• [Work instructions]: Repeat the records in full and exactly, omitting pictures.

• [Input]:
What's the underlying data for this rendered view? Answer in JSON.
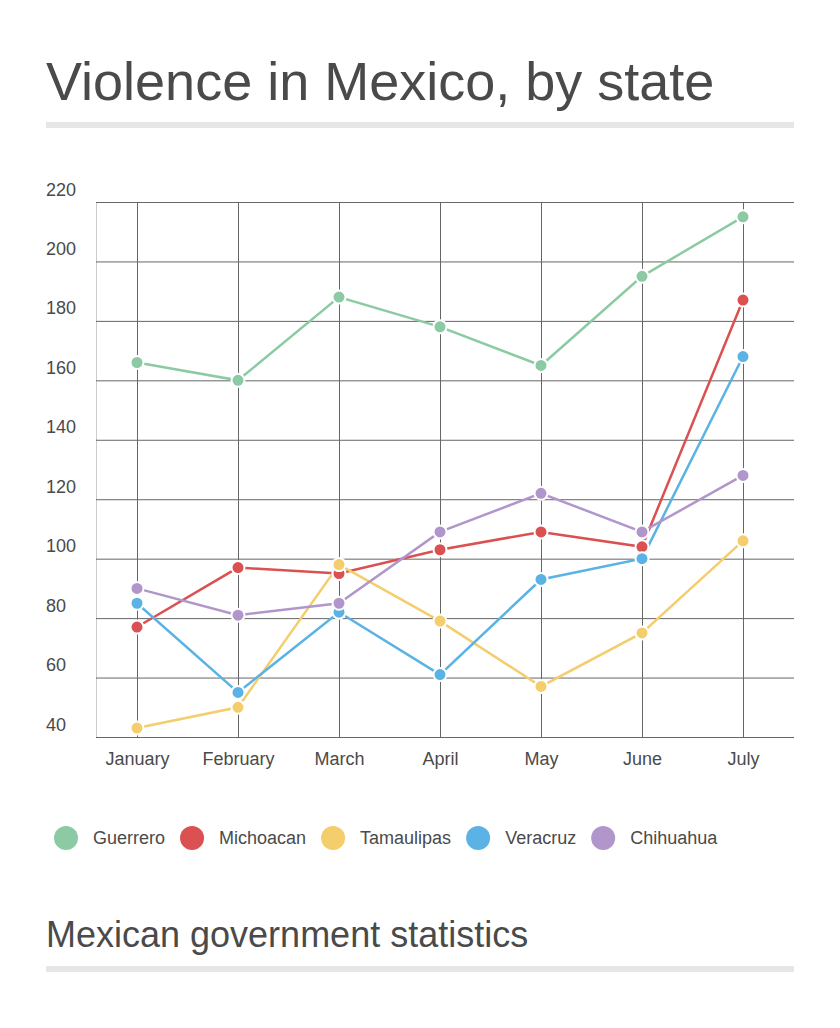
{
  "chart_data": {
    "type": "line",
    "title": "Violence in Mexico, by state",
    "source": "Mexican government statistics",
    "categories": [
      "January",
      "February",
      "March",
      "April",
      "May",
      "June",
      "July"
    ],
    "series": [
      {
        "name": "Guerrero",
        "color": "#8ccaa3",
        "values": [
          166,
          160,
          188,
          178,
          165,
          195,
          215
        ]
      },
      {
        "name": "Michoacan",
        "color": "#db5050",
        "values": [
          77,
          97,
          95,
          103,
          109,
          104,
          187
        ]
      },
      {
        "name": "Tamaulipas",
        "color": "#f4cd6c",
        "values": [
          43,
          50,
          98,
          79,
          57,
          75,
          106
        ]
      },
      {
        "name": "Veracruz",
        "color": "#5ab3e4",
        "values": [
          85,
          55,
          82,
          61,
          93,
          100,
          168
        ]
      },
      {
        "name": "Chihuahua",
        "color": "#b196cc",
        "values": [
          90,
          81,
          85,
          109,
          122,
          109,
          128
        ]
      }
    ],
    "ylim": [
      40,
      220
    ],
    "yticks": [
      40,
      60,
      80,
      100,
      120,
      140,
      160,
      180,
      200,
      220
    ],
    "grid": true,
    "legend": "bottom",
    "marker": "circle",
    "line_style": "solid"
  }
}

• [Solution]:
What's the underlying data for this rendered view? Answer in JSON.
{
  "chart_data": {
    "type": "line",
    "title": "Violence in Mexico, by state",
    "source": "Mexican government statistics",
    "categories": [
      "January",
      "February",
      "March",
      "April",
      "May",
      "June",
      "July"
    ],
    "series": [
      {
        "name": "Guerrero",
        "color": "#8ccaa3",
        "values": [
          166,
          160,
          188,
          178,
          165,
          195,
          215
        ]
      },
      {
        "name": "Michoacan",
        "color": "#db5050",
        "values": [
          77,
          97,
          95,
          103,
          109,
          104,
          187
        ]
      },
      {
        "name": "Tamaulipas",
        "color": "#f4cd6c",
        "values": [
          43,
          50,
          98,
          79,
          57,
          75,
          106
        ]
      },
      {
        "name": "Veracruz",
        "color": "#5ab3e4",
        "values": [
          85,
          55,
          82,
          61,
          93,
          100,
          168
        ]
      },
      {
        "name": "Chihuahua",
        "color": "#b196cc",
        "values": [
          90,
          81,
          85,
          109,
          122,
          109,
          128
        ]
      }
    ],
    "ylim": [
      40,
      220
    ],
    "yticks": [
      40,
      60,
      80,
      100,
      120,
      140,
      160,
      180,
      200,
      220
    ],
    "grid": true,
    "legend": "bottom",
    "marker": "circle",
    "line_style": "solid"
  }
}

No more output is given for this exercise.